The request: Copy out every record below, word for word.

Figure dataset records
***
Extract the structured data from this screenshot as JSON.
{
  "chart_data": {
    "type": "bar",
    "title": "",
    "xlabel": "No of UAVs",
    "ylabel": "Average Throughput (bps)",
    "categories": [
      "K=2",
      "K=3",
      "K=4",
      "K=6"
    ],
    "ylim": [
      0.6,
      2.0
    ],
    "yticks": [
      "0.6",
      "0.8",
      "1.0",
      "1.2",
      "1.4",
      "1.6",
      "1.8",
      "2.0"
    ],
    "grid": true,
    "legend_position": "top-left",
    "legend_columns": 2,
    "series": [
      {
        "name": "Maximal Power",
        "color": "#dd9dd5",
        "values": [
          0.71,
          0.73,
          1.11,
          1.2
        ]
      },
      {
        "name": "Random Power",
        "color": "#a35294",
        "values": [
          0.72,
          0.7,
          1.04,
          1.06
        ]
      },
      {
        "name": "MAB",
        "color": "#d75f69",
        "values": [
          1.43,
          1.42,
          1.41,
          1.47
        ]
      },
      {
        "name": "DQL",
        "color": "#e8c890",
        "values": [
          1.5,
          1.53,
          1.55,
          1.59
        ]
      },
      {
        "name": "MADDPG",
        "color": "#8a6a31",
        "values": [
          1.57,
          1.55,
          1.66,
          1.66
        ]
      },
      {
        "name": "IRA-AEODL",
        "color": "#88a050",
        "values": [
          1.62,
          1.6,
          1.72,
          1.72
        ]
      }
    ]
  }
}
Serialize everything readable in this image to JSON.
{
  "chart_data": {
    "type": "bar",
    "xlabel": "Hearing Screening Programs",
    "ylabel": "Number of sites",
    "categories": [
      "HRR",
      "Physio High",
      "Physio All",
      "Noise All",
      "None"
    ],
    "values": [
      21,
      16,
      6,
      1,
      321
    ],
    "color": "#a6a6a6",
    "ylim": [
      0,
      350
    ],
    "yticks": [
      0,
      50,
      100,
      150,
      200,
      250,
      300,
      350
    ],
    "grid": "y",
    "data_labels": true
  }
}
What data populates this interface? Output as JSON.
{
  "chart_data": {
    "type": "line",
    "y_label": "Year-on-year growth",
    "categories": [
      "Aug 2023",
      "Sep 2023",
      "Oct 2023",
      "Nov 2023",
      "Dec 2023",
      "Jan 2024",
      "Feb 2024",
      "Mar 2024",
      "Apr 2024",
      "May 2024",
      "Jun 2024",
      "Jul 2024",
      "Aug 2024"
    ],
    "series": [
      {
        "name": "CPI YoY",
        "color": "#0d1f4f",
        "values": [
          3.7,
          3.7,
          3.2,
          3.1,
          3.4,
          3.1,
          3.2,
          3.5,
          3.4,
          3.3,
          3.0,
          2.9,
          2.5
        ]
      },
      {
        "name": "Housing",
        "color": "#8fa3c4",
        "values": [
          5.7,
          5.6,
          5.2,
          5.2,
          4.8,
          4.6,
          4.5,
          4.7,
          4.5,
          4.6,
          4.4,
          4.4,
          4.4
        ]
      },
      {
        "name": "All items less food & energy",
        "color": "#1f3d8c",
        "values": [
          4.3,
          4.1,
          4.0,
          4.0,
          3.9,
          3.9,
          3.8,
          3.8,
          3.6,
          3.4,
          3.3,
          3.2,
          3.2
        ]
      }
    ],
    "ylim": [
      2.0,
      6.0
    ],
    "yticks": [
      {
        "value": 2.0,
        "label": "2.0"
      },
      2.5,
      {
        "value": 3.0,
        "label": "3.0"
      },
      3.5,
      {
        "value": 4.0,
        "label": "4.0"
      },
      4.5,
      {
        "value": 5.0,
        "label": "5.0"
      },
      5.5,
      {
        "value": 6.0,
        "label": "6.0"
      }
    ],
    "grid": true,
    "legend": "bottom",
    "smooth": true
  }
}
***
Reply to the task:
Extract the structured data from this screenshot as JSON.
{
  "chart_data": {
    "type": "bar",
    "title": "",
    "xlabel": "No of UAVs",
    "ylabel": "Average Throughput (bps)",
    "categories": [
      "K=2",
      "K=3",
      "K=4",
      "K=6"
    ],
    "ylim": [
      0.6,
      2.0
    ],
    "yticks": [
      "0.6",
      "0.8",
      "1.0",
      "1.2",
      "1.4",
      "1.6",
      "1.8",
      "2.0"
    ],
    "grid": true,
    "legend_position": "top-left",
    "legend_columns": 2,
    "series": [
      {
        "name": "Maximal Power",
        "color": "#dd9dd5",
        "values": [
          0.71,
          0.73,
          1.11,
          1.2
        ]
      },
      {
        "name": "Random Power",
        "color": "#a35294",
        "values": [
          0.72,
          0.7,
          1.04,
          1.06
        ]
      },
      {
        "name": "MAB",
        "color": "#d75f69",
        "values": [
          1.43,
          1.42,
          1.41,
          1.47
        ]
      },
      {
        "name": "DQL",
        "color": "#e8c890",
        "values": [
          1.5,
          1.53,
          1.55,
          1.59
        ]
      },
      {
        "name": "MADDPG",
        "color": "#8a6a31",
        "values": [
          1.57,
          1.55,
          1.66,
          1.66
        ]
      },
      {
        "name": "IRA-AEODL",
        "color": "#88a050",
        "values": [
          1.62,
          1.6,
          1.72,
          1.72
        ]
      }
    ]
  }
}
Serialize everything readable in this image to JSON.
{
  "chart_data": {
    "type": "bar",
    "xlabel": "Hearing Screening Programs",
    "ylabel": "Number of sites",
    "categories": [
      "HRR",
      "Physio High",
      "Physio All",
      "Noise All",
      "None"
    ],
    "values": [
      21,
      16,
      6,
      1,
      321
    ],
    "color": "#a6a6a6",
    "ylim": [
      0,
      350
    ],
    "yticks": [
      0,
      50,
      100,
      150,
      200,
      250,
      300,
      350
    ],
    "grid": "y",
    "data_labels": true
  }
}
What data populates this interface? Output as JSON.
{
  "chart_data": {
    "type": "line",
    "y_label": "Year-on-year growth",
    "categories": [
      "Aug 2023",
      "Sep 2023",
      "Oct 2023",
      "Nov 2023",
      "Dec 2023",
      "Jan 2024",
      "Feb 2024",
      "Mar 2024",
      "Apr 2024",
      "May 2024",
      "Jun 2024",
      "Jul 2024",
      "Aug 2024"
    ],
    "series": [
      {
        "name": "CPI YoY",
        "color": "#0d1f4f",
        "values": [
          3.7,
          3.7,
          3.2,
          3.1,
          3.4,
          3.1,
          3.2,
          3.5,
          3.4,
          3.3,
          3.0,
          2.9,
          2.5
        ]
      },
      {
        "name": "Housing",
        "color": "#8fa3c4",
        "values": [
          5.7,
          5.6,
          5.2,
          5.2,
          4.8,
          4.6,
          4.5,
          4.7,
          4.5,
          4.6,
          4.4,
          4.4,
          4.4
        ]
      },
      {
        "name": "All items less food & energy",
        "color": "#1f3d8c",
        "values": [
          4.3,
          4.1,
          4.0,
          4.0,
          3.9,
          3.9,
          3.8,
          3.8,
          3.6,
          3.4,
          3.3,
          3.2,
          3.2
        ]
      }
    ],
    "ylim": [
      2.0,
      6.0
    ],
    "yticks": [
      {
        "value": 2.0,
        "label": "2.0"
      },
      2.5,
      {
        "value": 3.0,
        "label": "3.0"
      },
      3.5,
      {
        "value": 4.0,
        "label": "4.0"
      },
      4.5,
      {
        "value": 5.0,
        "label": "5.0"
      },
      5.5,
      {
        "value": 6.0,
        "label": "6.0"
      }
    ],
    "grid": true,
    "legend": "bottom",
    "smooth": true
  }
}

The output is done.